╭─ Excerpted text
Over the past eight years, Haworth Tompkins, together with fellow architects Lyndon Goode and Pitman Tozer, have taken 2.2ha of wasteland and warehouses at Fish Island and turned it into a bustling neighbourhood. Arranged around two new streets and a 200m public path newly opened along the Hertford Union Canal, the architects have designed 21 buildings, ranging between six and eight storeys, which provide 588 homes (nearly 30% of them affordable) and more than 5,500m2 of commercial space.  
Lyndon Goode has contributed Lanterna, a sleek restaurant and apartment building clad in basalt-black herringbone-patterned precast concrete (see CQ 266), while Pitman Tozer has added three blocks of mixed-tenure housing on one of the new streets, Monier Road. But by far the biggest element of the scheme is Haworth Tompkins’ Neptune Wharf, an ensemble of 17 blocks containing 501 homes and, intriguingly, a fashion campus operated by creative business incubator The Trampery. Across the ground floors of nine of the buildings, Neptune Wharf offers 56 low-cost studios for designers and other members of the local creative community. This helps to ensure that the street frontages and public realm are busy throughout the day.
╰─
╭─ Dataset
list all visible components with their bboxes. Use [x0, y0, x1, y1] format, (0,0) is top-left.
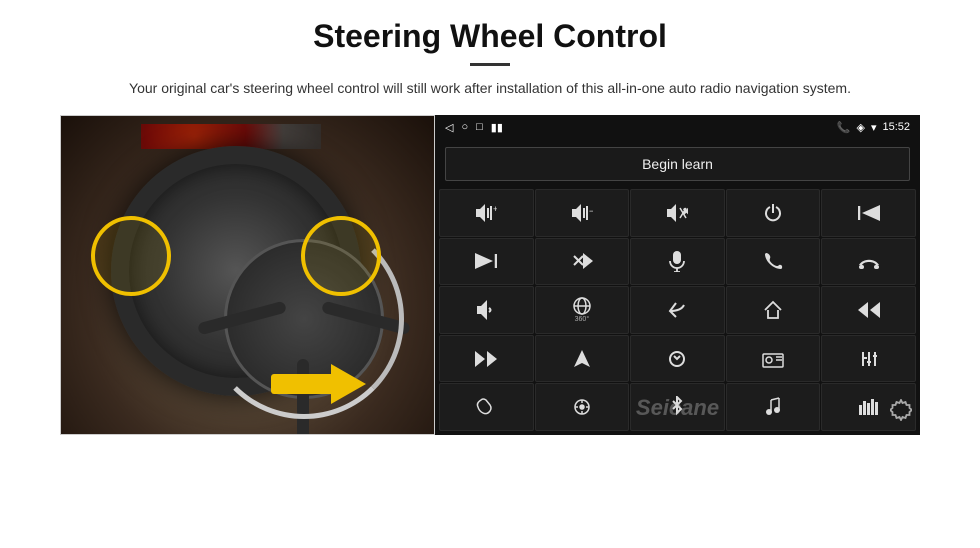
home-nav-icon[interactable]: ○	[461, 121, 468, 133]
fast-fwd-cut-button[interactable]	[535, 238, 630, 286]
power-button[interactable]	[726, 189, 821, 237]
controls-grid: + − ✕	[435, 189, 920, 435]
highlight-circle-left	[91, 216, 171, 296]
status-right: 📞 ◈ ▾ 15:52	[837, 121, 910, 134]
svg-text:−: −	[589, 206, 593, 216]
hang-up-button[interactable]	[821, 238, 916, 286]
source-button[interactable]	[630, 335, 725, 383]
radio-button[interactable]	[726, 335, 821, 383]
location-status-icon: ◈	[856, 121, 864, 134]
svg-text:+: +	[493, 204, 497, 214]
call-button[interactable]	[726, 238, 821, 286]
battery-icon: ▮▮	[491, 121, 503, 134]
title-divider	[470, 63, 510, 66]
begin-learn-button[interactable]: Begin learn	[445, 147, 910, 181]
navigate-button[interactable]	[535, 335, 630, 383]
clock: 15:52	[882, 121, 910, 133]
content-area: ◁ ○ □ ▮▮ 📞 ◈ ▾ 15:52 Begin learn	[60, 115, 920, 435]
record-button[interactable]	[439, 383, 534, 431]
speaker-button[interactable]	[439, 286, 534, 334]
begin-learn-area: Begin learn	[435, 139, 920, 189]
back-button[interactable]	[630, 286, 725, 334]
page-wrapper: Steering Wheel Control Your original car…	[0, 0, 980, 548]
settings-dial-button[interactable]	[535, 383, 630, 431]
status-bar: ◁ ○ □ ▮▮ 📞 ◈ ▾ 15:52	[435, 115, 920, 139]
status-left: ◁ ○ □ ▮▮	[445, 121, 503, 134]
mute-button[interactable]: ✕	[630, 189, 725, 237]
vol-up-button[interactable]: +	[439, 189, 534, 237]
camera-360-button[interactable]: 360°	[535, 286, 630, 334]
wifi-status-icon: ▾	[871, 121, 877, 134]
steering-wheel-image	[60, 115, 435, 435]
prev-skip-button[interactable]	[821, 189, 916, 237]
arrow-wrapper	[261, 354, 381, 414]
next-button[interactable]	[439, 238, 534, 286]
music-button[interactable]	[726, 383, 821, 431]
gear-settings-icon[interactable]	[890, 399, 912, 427]
skip-fwd-button[interactable]	[439, 335, 534, 383]
subtitle: Your original car's steering wheel contr…	[129, 78, 851, 99]
mic-button[interactable]	[630, 238, 725, 286]
phone-status-icon: 📞	[837, 121, 851, 134]
bluetooth-button[interactable]	[630, 383, 725, 431]
equalizer-button[interactable]	[821, 335, 916, 383]
back-nav-icon[interactable]: ◁	[445, 121, 453, 134]
home-button[interactable]	[726, 286, 821, 334]
vol-down-button[interactable]: −	[535, 189, 630, 237]
highlight-circle-right	[301, 216, 381, 296]
android-display: ◁ ○ □ ▮▮ 📞 ◈ ▾ 15:52 Begin learn	[435, 115, 920, 435]
recents-nav-icon[interactable]: □	[476, 121, 483, 133]
arrow-head	[331, 364, 366, 404]
rewind-button[interactable]	[821, 286, 916, 334]
page-title: Steering Wheel Control	[313, 18, 667, 55]
svg-text:✕: ✕	[683, 207, 688, 216]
╰─
=== Task requirements ===
(1) Name every architecture practice mentioned in the Fish Island text.
(2) Go on with the Fish Island text, starting after its last sentence.

=== Responses to the tasks ===
(1) Haworth Tompkins, Lyndon Goode, Pitman Tozer

(2)
The first Neptune Wharf blocks flank one side of Lofthouse Square, Fish Island’s main public space. Neighbouring the black-concrete Lanterna, these blocks have striking grid-like facades of solid grey concrete. The square’s paving is also precast concrete, with a texture created by Reckli moulds. Such overt use of concrete roots the development as a permanent presence in the area’s patchwork of wharves, garages and in-between spaces, and is a nod to the island’s industrial heritage – not least the oil and tar processing that inspired Lanterna’s basalt-black exterior. 
The square also acts as the entrance to the fashion campus. When Haworth Tompkins took over the scheme from a Stockwool masterplan in 2014, one of its early decisions was to invert the section of the buildings on Lofthouse Square, swapping out the double-height penthouses for a 7m-high space at ground level. This provides a generous reception area, with a café and gallery. Full-height glazing connects these lively spaces with the square and canalside, drawing visitors through to the courtyards, studios and production facilities beyond. 
Haworth describes these concrete-framed, double-height spaces as “very robust architectural containers” and sees them as crucial to the spirit of Fish Island Village. “As a practice, we like the idea of designing buildings that you can use, that can take knocks and can also accommodate other people’s voices.” For The Trampery, interior architect Bureau de Change has inserted mezzanines into the concrete framework to make a variety of social and studio spaces. Haworth foresees the addition of many other layers of activity to the base architecture over the decades to come.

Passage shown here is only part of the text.